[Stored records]
───

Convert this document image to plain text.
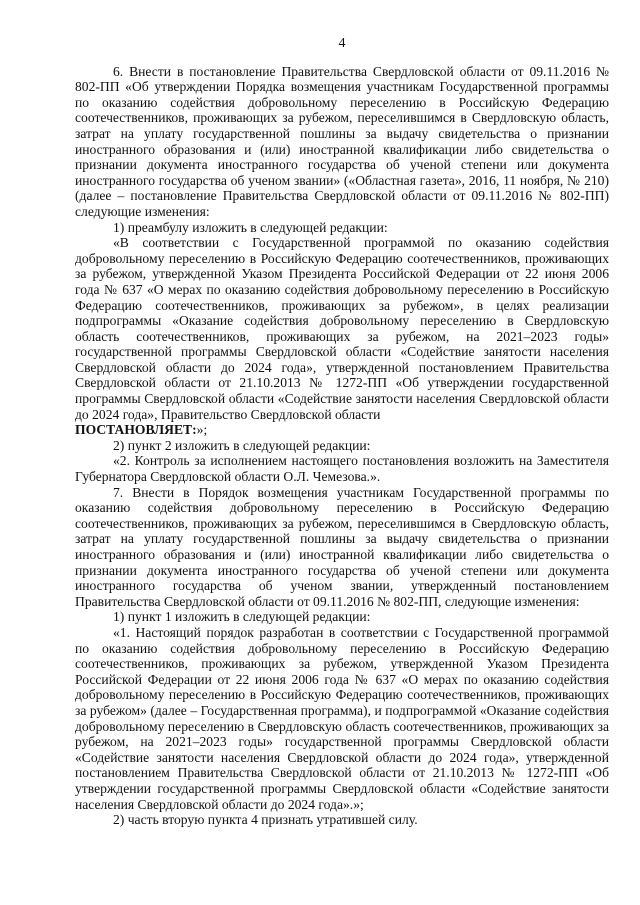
4

6. Внести в постановление Правительства Свердловской области от 09.11.2016 № 802-ПП «Об утверждении Порядка возмещения участникам Государственной программы по оказанию содействия добровольному переселению в Российскую Федерацию соотечественников, проживающих за рубежом, переселившимся в Свердловскую область, затрат на уплату государственной пошлины за выдачу свидетельства о признании иностранного образования и (или) иностранной квалификации либо свидетельства о признании документа иностранного государства об ученой степени или документа иностранного государства об ученом звании» («Областная газета», 2016, 11 ноября, № 210) (далее – постановление Правительства Свердловской области от 09.11.2016 № 802-ПП) следующие изменения:

1) преамбулу изложить в следующей редакции:

«В соответствии с Государственной программой по оказанию содействия добровольному переселению в Российскую Федерацию соотечественников, проживающих за рубежом, утвержденной Указом Президента Российской Федерации от 22 июня 2006 года № 637 «О мерах по оказанию содействия добровольному переселению в Российскую Федерацию соотечественников, проживающих за рубежом», в целях реализации подпрограммы «Оказание содействия добровольному переселению в Свердловскую область соотечественников, проживающих за рубежом, на 2021–2023 годы» государственной программы Свердловской области «Содействие занятости населения Свердловской области до 2024 года», утвержденной постановлением Правительства Свердловской области от 21.10.2013 № 1272-ПП «Об утверждении государственной программы Свердловской области «Содействие занятости населения Свердловской области до 2024 года», Правительство Свердловской области

ПОСТАНОВЛЯЕТ:»;

2) пункт 2 изложить в следующей редакции:

«2. Контроль за исполнением настоящего постановления возложить на Заместителя Губернатора Свердловской области О.Л. Чемезова.».

7. Внести в Порядок возмещения участникам Государственной программы по оказанию содействия добровольному переселению в Российскую Федерацию соотечественников, проживающих за рубежом, переселившимся в Свердловскую область, затрат на уплату государственной пошлины за выдачу свидетельства о признании иностранного образования и (или) иностранной квалификации либо свидетельства о признании документа иностранного государства об ученой степени или документа иностранного государства об ученом звании, утвержденный постановлением Правительства Свердловской области от 09.11.2016 № 802-ПП, следующие изменения:

1) пункт 1 изложить в следующей редакции:

«1. Настоящий порядок разработан в соответствии с Государственной программой по оказанию содействия добровольному переселению в Российскую Федерацию соотечественников, проживающих за рубежом, утвержденной Указом Президента Российской Федерации от 22 июня 2006 года № 637 «О мерах по оказанию содействия добровольному переселению в Российскую Федерацию соотечественников, проживающих за рубежом» (далее – Государственная программа), и подпрограммой «Оказание содействия добровольному переселению в Свердловскую область соотечественников, проживающих за рубежом, на 2021–2023 годы» государственной программы Свердловской области «Содействие занятости населения Свердловской области до 2024 года», утвержденной постановлением Правительства Свердловской области от 21.10.2013 № 1272-ПП «Об утверждении государственной программы Свердловской области «Содействие занятости населения Свердловской области до 2024 года».»;

2) часть вторую пункта 4 признать утратившей силу.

───

PROBLEM DESCRIPTION: Copy out the lines in which the string "следующей" appears.

RESPONSE BELOW:
1) преамбулу изложить в следующей редакции:
2) пункт 2 изложить в следующей редакции:
1) пункт 1 изложить в следующей редакции:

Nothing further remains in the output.